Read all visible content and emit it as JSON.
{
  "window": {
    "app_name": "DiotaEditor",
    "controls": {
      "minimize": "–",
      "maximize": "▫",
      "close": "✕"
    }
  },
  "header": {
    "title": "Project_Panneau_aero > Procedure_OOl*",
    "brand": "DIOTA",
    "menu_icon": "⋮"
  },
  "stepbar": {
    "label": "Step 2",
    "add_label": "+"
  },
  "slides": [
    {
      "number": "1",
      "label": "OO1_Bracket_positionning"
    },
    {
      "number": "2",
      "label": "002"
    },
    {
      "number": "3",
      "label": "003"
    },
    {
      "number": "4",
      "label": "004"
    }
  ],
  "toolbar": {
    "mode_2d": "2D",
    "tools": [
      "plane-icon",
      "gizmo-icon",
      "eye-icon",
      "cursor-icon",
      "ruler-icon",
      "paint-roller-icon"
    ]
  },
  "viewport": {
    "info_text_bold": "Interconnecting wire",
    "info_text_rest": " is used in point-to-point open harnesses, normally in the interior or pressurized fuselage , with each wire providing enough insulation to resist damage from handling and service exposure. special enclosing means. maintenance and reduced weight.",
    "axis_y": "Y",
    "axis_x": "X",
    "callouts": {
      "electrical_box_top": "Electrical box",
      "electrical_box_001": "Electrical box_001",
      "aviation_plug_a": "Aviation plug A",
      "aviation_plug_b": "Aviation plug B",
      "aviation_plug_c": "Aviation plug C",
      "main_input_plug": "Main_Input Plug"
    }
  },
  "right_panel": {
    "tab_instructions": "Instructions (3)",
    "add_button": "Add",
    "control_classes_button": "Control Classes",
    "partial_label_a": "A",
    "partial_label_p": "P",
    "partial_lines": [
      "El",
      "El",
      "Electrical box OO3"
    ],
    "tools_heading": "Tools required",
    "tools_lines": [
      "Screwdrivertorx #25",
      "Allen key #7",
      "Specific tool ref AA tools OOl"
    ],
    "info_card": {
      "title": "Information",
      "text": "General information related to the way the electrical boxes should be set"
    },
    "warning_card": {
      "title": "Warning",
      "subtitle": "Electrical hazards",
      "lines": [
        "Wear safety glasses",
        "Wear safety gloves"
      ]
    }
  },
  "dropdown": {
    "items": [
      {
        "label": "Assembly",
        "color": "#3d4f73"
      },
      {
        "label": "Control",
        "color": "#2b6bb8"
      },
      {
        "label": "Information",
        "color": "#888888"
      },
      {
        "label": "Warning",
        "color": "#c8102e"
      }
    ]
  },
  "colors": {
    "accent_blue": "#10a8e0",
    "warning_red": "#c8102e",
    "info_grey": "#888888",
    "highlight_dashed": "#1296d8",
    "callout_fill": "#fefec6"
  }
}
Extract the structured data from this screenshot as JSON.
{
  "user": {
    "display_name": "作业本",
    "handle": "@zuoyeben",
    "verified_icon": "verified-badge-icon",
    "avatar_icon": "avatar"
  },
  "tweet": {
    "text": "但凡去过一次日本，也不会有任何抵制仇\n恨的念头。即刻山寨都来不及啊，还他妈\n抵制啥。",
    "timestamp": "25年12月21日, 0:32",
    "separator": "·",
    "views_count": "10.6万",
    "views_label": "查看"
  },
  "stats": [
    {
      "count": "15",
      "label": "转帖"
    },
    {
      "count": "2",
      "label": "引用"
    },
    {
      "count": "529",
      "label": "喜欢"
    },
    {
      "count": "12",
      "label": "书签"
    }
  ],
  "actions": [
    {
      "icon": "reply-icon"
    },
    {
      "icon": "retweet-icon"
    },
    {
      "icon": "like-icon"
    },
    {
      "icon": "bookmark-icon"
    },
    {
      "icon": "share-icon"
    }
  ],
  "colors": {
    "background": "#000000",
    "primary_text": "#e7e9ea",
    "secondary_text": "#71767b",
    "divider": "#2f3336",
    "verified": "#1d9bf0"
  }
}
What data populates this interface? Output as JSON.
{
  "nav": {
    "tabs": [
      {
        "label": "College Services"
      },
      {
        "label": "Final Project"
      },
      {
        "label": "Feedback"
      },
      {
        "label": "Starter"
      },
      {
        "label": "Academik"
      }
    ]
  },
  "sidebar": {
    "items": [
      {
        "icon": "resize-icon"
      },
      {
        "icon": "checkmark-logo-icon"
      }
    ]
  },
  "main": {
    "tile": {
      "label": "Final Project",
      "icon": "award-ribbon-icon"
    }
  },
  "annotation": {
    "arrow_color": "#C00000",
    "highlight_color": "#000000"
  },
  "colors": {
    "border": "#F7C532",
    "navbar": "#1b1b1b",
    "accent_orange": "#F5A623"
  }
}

□ □ □ □

**WRITTEN PROBLEM:** Say how many lines of the data hold the string "this". Reply with the number alone.

**SOLUTION:** 2